§ **Supplied material**
· · ·

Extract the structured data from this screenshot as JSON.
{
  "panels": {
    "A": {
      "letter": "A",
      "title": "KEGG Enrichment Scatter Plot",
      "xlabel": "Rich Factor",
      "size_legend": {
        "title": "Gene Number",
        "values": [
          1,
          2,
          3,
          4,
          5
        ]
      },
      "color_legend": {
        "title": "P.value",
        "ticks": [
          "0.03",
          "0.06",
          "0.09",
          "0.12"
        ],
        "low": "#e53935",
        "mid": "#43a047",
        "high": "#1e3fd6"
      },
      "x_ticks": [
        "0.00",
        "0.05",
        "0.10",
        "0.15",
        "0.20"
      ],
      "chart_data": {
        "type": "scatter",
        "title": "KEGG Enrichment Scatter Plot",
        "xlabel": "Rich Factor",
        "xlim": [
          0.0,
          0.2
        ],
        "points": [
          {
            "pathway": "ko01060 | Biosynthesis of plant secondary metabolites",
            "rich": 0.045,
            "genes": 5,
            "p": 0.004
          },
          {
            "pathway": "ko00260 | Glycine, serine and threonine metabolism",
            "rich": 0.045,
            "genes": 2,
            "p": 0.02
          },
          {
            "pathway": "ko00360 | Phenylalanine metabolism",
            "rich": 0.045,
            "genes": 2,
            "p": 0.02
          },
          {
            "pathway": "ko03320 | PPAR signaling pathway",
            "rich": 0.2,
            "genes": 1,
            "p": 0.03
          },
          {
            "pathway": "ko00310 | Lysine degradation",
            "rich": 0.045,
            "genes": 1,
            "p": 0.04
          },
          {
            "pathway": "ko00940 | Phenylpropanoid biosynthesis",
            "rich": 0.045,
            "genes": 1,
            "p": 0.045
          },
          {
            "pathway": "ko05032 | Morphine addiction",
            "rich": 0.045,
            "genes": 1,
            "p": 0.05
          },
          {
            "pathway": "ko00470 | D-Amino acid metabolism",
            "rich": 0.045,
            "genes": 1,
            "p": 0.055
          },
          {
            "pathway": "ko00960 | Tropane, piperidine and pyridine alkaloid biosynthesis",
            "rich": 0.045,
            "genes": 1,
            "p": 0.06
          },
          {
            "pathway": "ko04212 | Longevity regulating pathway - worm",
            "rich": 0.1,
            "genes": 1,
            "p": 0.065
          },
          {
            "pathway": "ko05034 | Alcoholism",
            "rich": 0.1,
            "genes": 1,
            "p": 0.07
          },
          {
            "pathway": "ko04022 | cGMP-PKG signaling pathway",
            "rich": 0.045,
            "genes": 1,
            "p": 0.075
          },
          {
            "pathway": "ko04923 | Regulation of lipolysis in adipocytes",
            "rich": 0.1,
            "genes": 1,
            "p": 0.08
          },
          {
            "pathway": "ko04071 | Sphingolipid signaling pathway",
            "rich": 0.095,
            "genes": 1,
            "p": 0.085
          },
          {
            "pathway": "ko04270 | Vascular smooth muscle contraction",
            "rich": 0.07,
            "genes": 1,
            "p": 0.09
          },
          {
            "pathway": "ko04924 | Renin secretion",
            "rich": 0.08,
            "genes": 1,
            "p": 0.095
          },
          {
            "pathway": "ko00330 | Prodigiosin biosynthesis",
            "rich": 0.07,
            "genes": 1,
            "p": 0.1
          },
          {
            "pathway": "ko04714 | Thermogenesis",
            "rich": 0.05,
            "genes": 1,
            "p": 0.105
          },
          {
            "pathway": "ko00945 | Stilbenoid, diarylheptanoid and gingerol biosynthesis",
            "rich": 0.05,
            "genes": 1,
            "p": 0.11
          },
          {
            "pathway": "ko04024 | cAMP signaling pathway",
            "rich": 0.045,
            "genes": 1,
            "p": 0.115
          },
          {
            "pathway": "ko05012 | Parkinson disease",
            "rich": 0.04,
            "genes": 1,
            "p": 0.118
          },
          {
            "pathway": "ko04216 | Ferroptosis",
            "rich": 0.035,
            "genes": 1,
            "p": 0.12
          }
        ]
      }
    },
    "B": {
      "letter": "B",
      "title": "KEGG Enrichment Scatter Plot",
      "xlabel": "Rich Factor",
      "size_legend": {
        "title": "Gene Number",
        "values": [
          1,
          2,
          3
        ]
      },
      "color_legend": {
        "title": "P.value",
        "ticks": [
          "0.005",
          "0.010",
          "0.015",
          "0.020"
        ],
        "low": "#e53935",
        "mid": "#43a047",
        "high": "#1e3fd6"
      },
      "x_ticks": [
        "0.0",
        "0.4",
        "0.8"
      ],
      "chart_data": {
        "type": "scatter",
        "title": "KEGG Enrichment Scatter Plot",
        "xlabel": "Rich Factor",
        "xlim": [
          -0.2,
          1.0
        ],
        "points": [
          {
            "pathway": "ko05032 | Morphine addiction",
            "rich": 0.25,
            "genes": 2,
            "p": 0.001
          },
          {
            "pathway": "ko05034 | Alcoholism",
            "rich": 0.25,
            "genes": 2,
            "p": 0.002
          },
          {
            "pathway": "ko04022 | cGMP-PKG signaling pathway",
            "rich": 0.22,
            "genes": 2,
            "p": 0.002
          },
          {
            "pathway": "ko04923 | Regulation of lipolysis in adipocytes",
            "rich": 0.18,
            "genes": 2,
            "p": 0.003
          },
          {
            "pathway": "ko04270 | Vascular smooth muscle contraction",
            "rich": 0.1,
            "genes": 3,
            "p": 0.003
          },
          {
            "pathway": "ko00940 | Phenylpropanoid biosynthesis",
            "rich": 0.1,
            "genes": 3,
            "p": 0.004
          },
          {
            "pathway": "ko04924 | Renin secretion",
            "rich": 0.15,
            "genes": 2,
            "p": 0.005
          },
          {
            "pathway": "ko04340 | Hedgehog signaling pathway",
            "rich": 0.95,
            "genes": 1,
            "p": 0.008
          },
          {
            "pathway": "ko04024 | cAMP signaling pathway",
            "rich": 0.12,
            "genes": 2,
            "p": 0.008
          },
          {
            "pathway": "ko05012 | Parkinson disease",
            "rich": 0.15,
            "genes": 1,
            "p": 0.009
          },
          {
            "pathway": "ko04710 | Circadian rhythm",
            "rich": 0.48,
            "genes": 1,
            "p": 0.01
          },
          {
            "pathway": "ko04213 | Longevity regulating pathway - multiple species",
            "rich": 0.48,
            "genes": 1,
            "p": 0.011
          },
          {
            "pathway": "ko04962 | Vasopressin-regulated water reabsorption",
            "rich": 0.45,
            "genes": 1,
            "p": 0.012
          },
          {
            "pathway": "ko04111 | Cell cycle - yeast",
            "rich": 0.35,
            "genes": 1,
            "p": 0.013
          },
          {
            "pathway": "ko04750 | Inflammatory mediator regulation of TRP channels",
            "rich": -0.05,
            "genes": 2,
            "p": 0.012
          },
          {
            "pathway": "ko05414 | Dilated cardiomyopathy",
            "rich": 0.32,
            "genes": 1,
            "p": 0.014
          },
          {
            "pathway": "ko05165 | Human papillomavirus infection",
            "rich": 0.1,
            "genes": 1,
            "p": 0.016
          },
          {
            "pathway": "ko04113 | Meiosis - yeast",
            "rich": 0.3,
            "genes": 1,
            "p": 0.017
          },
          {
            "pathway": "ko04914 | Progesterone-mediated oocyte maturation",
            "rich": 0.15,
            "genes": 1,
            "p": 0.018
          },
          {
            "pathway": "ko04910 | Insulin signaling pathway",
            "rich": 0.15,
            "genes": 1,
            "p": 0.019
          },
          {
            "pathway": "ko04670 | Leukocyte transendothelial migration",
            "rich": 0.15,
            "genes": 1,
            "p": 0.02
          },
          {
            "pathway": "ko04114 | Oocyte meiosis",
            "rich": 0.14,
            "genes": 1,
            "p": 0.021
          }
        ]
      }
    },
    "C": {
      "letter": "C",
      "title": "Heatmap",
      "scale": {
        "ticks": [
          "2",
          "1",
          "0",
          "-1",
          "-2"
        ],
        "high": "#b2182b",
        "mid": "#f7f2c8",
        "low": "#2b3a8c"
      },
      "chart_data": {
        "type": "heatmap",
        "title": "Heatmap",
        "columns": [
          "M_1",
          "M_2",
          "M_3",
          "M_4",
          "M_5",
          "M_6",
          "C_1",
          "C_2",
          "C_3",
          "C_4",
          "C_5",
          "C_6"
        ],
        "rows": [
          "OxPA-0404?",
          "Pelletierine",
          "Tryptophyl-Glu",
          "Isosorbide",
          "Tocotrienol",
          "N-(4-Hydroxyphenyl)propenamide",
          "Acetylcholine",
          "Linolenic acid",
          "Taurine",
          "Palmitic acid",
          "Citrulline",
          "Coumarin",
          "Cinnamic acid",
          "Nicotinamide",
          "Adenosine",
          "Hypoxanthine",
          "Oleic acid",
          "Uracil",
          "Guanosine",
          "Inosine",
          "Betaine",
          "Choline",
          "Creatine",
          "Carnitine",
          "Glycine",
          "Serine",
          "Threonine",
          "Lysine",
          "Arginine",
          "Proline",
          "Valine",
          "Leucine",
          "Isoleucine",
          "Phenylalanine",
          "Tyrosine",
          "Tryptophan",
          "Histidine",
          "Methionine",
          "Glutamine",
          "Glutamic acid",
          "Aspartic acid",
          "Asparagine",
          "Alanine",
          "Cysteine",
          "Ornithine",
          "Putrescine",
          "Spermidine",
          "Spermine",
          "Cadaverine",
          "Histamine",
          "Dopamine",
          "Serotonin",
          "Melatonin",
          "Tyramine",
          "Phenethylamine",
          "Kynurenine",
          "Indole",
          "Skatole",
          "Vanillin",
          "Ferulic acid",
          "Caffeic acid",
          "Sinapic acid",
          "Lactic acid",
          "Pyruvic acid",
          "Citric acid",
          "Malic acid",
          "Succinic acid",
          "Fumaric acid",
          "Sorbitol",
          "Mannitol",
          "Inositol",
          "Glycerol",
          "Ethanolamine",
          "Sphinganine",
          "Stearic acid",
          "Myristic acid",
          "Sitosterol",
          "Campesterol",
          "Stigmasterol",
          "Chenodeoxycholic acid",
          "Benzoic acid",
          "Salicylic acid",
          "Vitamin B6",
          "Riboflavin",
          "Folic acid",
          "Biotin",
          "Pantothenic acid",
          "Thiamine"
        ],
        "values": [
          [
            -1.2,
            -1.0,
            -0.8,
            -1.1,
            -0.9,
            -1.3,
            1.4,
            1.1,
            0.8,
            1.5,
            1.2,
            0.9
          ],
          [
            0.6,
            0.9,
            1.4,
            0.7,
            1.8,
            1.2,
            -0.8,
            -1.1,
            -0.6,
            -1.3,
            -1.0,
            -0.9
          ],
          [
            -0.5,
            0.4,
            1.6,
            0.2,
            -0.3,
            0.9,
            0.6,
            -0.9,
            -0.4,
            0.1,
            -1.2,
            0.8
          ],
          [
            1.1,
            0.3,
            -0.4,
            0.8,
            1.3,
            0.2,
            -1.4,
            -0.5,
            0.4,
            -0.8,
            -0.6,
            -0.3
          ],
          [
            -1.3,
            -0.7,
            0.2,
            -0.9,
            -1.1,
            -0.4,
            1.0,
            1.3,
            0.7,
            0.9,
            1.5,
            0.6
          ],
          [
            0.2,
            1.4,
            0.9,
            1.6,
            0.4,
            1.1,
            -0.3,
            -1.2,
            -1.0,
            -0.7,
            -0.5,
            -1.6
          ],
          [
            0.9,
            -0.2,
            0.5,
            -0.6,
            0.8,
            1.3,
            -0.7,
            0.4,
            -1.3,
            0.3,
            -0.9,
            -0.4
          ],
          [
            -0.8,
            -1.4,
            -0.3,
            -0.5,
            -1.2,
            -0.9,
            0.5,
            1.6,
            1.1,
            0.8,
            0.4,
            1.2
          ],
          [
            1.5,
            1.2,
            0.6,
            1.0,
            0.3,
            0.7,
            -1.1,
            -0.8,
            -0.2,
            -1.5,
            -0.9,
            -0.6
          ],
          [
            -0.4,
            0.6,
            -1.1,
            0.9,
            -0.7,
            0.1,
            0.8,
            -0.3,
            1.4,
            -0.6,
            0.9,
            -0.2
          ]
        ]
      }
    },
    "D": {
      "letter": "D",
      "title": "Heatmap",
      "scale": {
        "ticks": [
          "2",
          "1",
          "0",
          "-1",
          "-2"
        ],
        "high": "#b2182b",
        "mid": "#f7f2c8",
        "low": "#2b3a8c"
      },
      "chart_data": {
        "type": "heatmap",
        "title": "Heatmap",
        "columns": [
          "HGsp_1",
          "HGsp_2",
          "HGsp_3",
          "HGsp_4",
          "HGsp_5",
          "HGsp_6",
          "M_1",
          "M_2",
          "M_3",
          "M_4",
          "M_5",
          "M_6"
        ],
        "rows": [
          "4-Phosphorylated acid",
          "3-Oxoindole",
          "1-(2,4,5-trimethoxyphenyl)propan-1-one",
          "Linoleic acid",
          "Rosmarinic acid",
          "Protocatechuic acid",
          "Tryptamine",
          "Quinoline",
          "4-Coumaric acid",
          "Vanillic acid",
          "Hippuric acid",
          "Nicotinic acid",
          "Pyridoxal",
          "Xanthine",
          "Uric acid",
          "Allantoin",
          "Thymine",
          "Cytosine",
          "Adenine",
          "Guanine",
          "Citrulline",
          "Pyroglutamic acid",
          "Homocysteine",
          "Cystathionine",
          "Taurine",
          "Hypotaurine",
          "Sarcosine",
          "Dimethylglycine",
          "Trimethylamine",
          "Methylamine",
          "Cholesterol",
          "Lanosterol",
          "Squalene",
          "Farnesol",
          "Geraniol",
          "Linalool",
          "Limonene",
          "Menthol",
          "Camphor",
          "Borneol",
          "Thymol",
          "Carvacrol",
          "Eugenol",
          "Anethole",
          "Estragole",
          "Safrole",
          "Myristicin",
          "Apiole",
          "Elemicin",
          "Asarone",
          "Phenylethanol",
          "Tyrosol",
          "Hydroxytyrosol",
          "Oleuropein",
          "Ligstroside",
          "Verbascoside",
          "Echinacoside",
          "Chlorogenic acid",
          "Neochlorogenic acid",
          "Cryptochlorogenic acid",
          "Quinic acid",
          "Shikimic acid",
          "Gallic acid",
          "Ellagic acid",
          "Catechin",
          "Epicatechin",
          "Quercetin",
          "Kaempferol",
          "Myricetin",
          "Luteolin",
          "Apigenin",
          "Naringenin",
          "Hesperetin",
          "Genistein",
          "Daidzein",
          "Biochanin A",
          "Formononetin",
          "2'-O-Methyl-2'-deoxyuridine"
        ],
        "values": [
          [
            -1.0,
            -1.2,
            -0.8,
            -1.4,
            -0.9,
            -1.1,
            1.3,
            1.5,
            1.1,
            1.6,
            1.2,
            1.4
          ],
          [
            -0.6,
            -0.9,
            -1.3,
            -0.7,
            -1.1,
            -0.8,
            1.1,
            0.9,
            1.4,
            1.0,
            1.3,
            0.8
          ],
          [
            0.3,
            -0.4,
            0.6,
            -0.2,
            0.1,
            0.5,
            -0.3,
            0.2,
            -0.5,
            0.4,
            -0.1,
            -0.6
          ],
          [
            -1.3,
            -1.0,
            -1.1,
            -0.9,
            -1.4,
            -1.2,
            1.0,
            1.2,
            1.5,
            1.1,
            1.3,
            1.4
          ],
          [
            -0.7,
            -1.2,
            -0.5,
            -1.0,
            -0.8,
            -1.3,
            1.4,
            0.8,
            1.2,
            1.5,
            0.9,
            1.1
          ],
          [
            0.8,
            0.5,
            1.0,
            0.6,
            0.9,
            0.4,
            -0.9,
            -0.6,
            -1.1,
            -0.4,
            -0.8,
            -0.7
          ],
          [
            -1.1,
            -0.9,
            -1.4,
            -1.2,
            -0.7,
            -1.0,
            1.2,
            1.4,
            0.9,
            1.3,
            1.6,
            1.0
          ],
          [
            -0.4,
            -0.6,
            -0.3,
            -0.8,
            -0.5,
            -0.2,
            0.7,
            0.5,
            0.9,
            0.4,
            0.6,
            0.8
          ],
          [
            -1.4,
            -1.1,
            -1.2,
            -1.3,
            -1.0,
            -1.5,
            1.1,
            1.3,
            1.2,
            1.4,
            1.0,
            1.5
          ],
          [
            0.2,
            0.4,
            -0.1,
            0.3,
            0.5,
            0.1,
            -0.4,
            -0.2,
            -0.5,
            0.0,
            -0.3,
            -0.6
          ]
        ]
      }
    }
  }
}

· · ·

§ **What the task asks**
Line count for the word "Phenylalanine": state how many lines of the listing hold it, and give only that number.

§ **Task response**
2